**EXTRAIT DU TEXTE:**
────────
18-08-2025 11:54 - Pour un nationalisme positif et fédérateur ! / Par Cheikh BEKAYE

Malgré le calme relatif des relations entre Mauritaniens arabes et négro-mauritaniens, et la latence manifeste de leurs animosités raciales, le sentiment d'appartenance ethnique prédominant ne semblait nullement orienté vers la voie du respect mutuel ni vers l’ouverture à la diversité.
Bien au contraire, le fossé entre les sphères d’influence des deux groupes ethniques se creusait chaque jour davantage. Leurs positions, toujours plus rigides et hermétiques, épousaient une logique identitaire exclusive et un repli communautaire de plus en plus nourri.
Pour entamer cette analyse, je commencerai par les deux principaux pôles de "l’équation politique" actuelle du pays : le pouvoir en place et l’Union des forces démocratiques. Je poursuivrai ensuite par une analyse des mouvements nationalistes extrémistes, d'où qu'ils viennent, ainsi que de leurs actions qui fragilisent et sapent les fondements de l’unité nationale.
Dans cette perspective, je tiendrai à mettre à nu, délibérément, les principales parties impliquées dans l’entretien de la déchirure du tissu social, en désignant chacune d'entre elles par son vrai nom et en leur attribuant, selon mon appréciation, la part de responsabilité qui leur revient dans les erreurs commises concernant le traitement de la question identitaire.
Je garde à l’esprit que mes propos pourraient prêter à confusion. Ainsi, un Arabe ne me connaissant pas pourrait me soupçonner d’adhérer au mouvement "Shou’oubiya", qui prétend à la supériorité des non-Arabes. De même, un Négro-mauritanien, n’ayant entendu que mon nom, pourrait à tort me percevoir comme raciste. Quant au pouvoir, il n’a jamais cessé de m’accabler de son courroux perpétuel.
Parlons d’abord de celui-ci. Mû par les contingences du moment, le pouvoir politique a choisi de mettre un terme à sa confrontation avec la composante négro-africaine de notre peuple. Toutefois, plutôt que de s’atteler à panser les profondes blessures du tissu social, il a préféré tisser des alliances opportunistes et rallier des soutiens tous azimuts, détournant ainsi son regard du cœur du problème : un clivage ethnique déchirant, qui inhibe notre vivre-ensemble. Aucun pas n’a été fait en direction d’une reconnaissance solennelle de l’existence d’une minorité mauritanienne, détentrice de droits légitimes, porteuse de revendications fondées, mais également consciente des devoirs et des limites inhérents à une appartenance commune à la nation.
────────
**TRAVAIL DEMANDÉ:**
A - D'après l'extrait, quels sont les deux principaux pôles de l'« équation politique » actuelle du pays ?
B - Relevez toutes les caractéristiques que l'extrait attribue à la minorité mauritanienne dont l'existence n'a fait l'objet d'aucune reconnaissance solennelle.
Les données placées après l'extrait n'interviennent pas dans cet exercice.

**DONNÉES FOURNIES:**
────────
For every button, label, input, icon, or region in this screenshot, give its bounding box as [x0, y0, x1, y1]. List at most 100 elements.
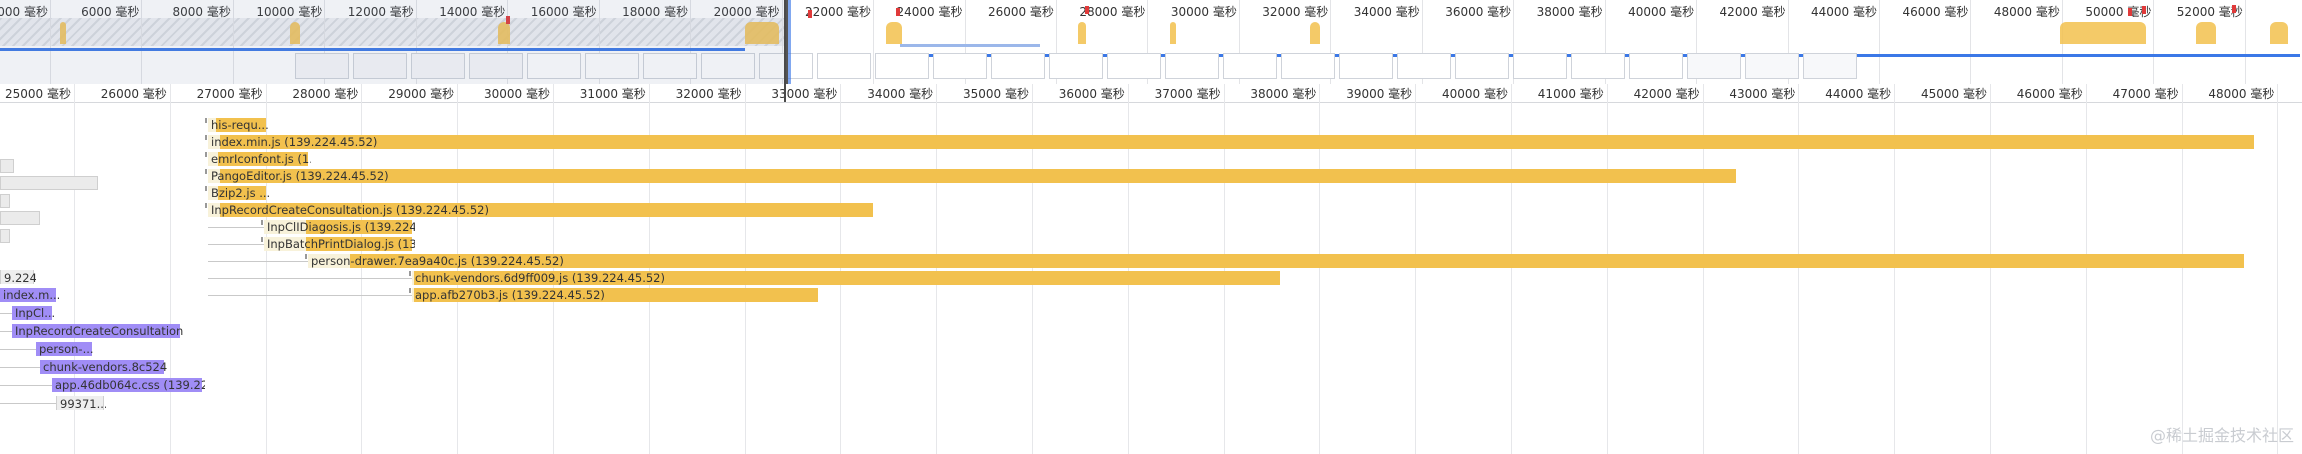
overview-tick-label: 22000 毫秒: [805, 5, 872, 19]
overview-tick-label: 40000 毫秒: [1628, 5, 1695, 19]
request-download-segment: [350, 254, 2244, 268]
screenshot-thumbnail[interactable]: [875, 53, 929, 79]
timeline-overview[interactable]: 4000 毫秒6000 毫秒8000 毫秒10000 毫秒12000 毫秒140…: [0, 0, 2302, 85]
overview-dim-left: [0, 0, 784, 84]
request-bar[interactable]: 99371...: [56, 396, 106, 411]
ruler-tick-label: 33000 毫秒: [771, 87, 838, 101]
request-label: app.46db064c.css (139.224....: [55, 378, 205, 392]
screenshot-thumbnail[interactable]: [1455, 53, 1509, 79]
screenshot-thumbnail[interactable]: [1397, 53, 1451, 79]
truncated-request[interactable]: [0, 229, 10, 243]
overview-tick-label: 30000 毫秒: [1170, 5, 1237, 19]
request-initiator-line: [208, 244, 264, 245]
request-initiator-line: [208, 261, 308, 262]
request-label: 9.224...: [4, 271, 36, 285]
request-initiator-line: [0, 349, 36, 350]
screenshot-thumbnail[interactable]: [1165, 53, 1219, 79]
request-bar[interactable]: chunk-vendors.6d9ff009.js (139.224.45.52…: [409, 271, 1280, 285]
screenshot-thumbnail[interactable]: [1107, 53, 1161, 79]
overview-tick-label: 36000 毫秒: [1445, 5, 1512, 19]
request-bar[interactable]: InpCl...: [12, 306, 55, 320]
activity-bump: [1170, 22, 1176, 44]
request-bar[interactable]: InpClIDiagosis.js (139.224....: [261, 220, 415, 234]
request-bar[interactable]: PangoEditor.js (139.224.45.52): [205, 169, 1736, 183]
request-initiator-line: [0, 367, 40, 368]
network-waterfall[interactable]: his-requ... index.min.js (139.224.45.52) e…: [0, 102, 2302, 454]
screenshot-thumbnail[interactable]: [1629, 53, 1683, 79]
screenshot-thumbnail[interactable]: [1687, 53, 1741, 79]
truncated-request[interactable]: [0, 176, 98, 190]
truncated-request[interactable]: [0, 194, 10, 208]
overview-gridline: [2153, 0, 2155, 84]
request-label: InpRecordCreateConsultation.js (139.224.…: [211, 203, 489, 217]
ruler-tick-label: 37000 毫秒: [1154, 87, 1221, 101]
request-bar[interactable]: InpRecordCreateConsultation.c...: [12, 324, 183, 338]
selection-window-edge[interactable]: [788, 0, 791, 84]
request-start-tick: [205, 169, 207, 174]
screenshot-thumbnail[interactable]: [1513, 53, 1567, 79]
ruler-tick-label: 34000 毫秒: [867, 87, 934, 101]
truncated-request[interactable]: [0, 159, 14, 173]
request-label: Bzip2.js ...: [211, 186, 269, 200]
ruler-tick-label: 31000 毫秒: [579, 87, 646, 101]
request-bar[interactable]: index.min.js (139.224.45.52): [205, 135, 2254, 149]
long-task-marker: [1085, 6, 1089, 14]
request-bar[interactable]: app.afb270b3.js (139.224.45.52): [409, 288, 818, 302]
screenshot-thumbnail[interactable]: [1803, 53, 1857, 79]
overview-tick-label: 42000 毫秒: [1719, 5, 1786, 19]
ruler-tick-label: 48000 毫秒: [2208, 87, 2275, 101]
activity-bump: [1310, 22, 1320, 44]
request-start-tick: [261, 237, 263, 242]
overview-tick-label: 28000 毫秒: [1079, 5, 1146, 19]
request-start-tick: [409, 271, 411, 276]
screenshot-thumbnail[interactable]: [1281, 53, 1335, 79]
screenshot-thumbnail[interactable]: [1339, 53, 1393, 79]
ruler-tick-label: 46000 毫秒: [2016, 87, 2083, 101]
request-bar[interactable]: 9.224...: [0, 270, 36, 285]
ruler-tick-label: 44000 毫秒: [1825, 87, 1892, 101]
request-label: InpCl...: [15, 306, 55, 320]
request-initiator-line: [208, 227, 264, 228]
request-initiator-line: [0, 403, 56, 404]
screenshot-thumbnail[interactable]: [991, 53, 1045, 79]
request-bar[interactable]: person-drawer.7ea9a40c.js (139.224.45.52…: [305, 254, 2244, 268]
request-bar[interactable]: his-requ...: [205, 118, 269, 132]
long-task-marker: [2232, 5, 2236, 13]
screenshot-thumbnail[interactable]: [933, 53, 987, 79]
overview-gridline: [1970, 0, 1972, 84]
request-start-tick: [205, 186, 207, 191]
request-bar[interactable]: person-...: [36, 342, 94, 356]
long-task-marker: [896, 8, 900, 16]
request-initiator-line: [0, 385, 52, 386]
overview-tick-label: 24000 毫秒: [896, 5, 963, 19]
request-start-tick: [205, 118, 207, 123]
request-label: chunk-vendors.6d9ff009.js (139.224.45.52…: [415, 271, 665, 285]
ruler-tick-label: 29000 毫秒: [388, 87, 455, 101]
ruler-tick-label: 27000 毫秒: [196, 87, 263, 101]
request-bar[interactable]: InpBatchPrintDialog.js (139....: [261, 237, 415, 251]
activity-bump: [2060, 22, 2146, 44]
overview-tick-label: 26000 毫秒: [987, 5, 1054, 19]
request-bar[interactable]: Bzip2.js ...: [205, 186, 269, 200]
request-bar[interactable]: emrIconfont.js (1...: [205, 152, 311, 166]
request-label: app.afb270b3.js (139.224.45.52): [415, 288, 605, 302]
request-bar[interactable]: InpRecordCreateConsultation.js (139.224.…: [205, 203, 873, 217]
screenshot-thumbnail[interactable]: [817, 53, 871, 79]
ruler-tick-label: 35000 毫秒: [963, 87, 1029, 101]
overview-tick-label: 46000 毫秒: [1902, 5, 1969, 19]
ruler-tick-label: 28000 毫秒: [292, 87, 359, 101]
screenshot-thumbnail[interactable]: [1049, 53, 1103, 79]
request-bar[interactable]: chunk-vendors.8c524f...: [40, 360, 167, 374]
screenshot-thumbnail[interactable]: [1223, 53, 1277, 79]
request-bar[interactable]: index.m...: [0, 288, 59, 302]
truncated-request[interactable]: [0, 211, 40, 225]
screenshot-thumbnail[interactable]: [1745, 53, 1799, 79]
overview-gridline: [1879, 0, 1880, 84]
overview-tick-label: 44000 毫秒: [1811, 5, 1877, 19]
request-start-tick: [205, 152, 207, 157]
request-start-tick: [205, 135, 207, 140]
request-bar[interactable]: app.46db064c.css (139.224....: [52, 378, 205, 392]
screenshot-thumbnail[interactable]: [1571, 53, 1625, 79]
activity-bump: [2270, 22, 2288, 44]
request-initiator-line: [208, 278, 412, 279]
────────
**RÉPONSES PROPOSÉES:**
A - Le pouvoir en place et l'Union des forces démocratiques.

B -
- Détentrice de droits légitimes
- Porteuse de revendications fondées
- Consciente des devoirs et des limites inhérents à une appartenance commune à la nation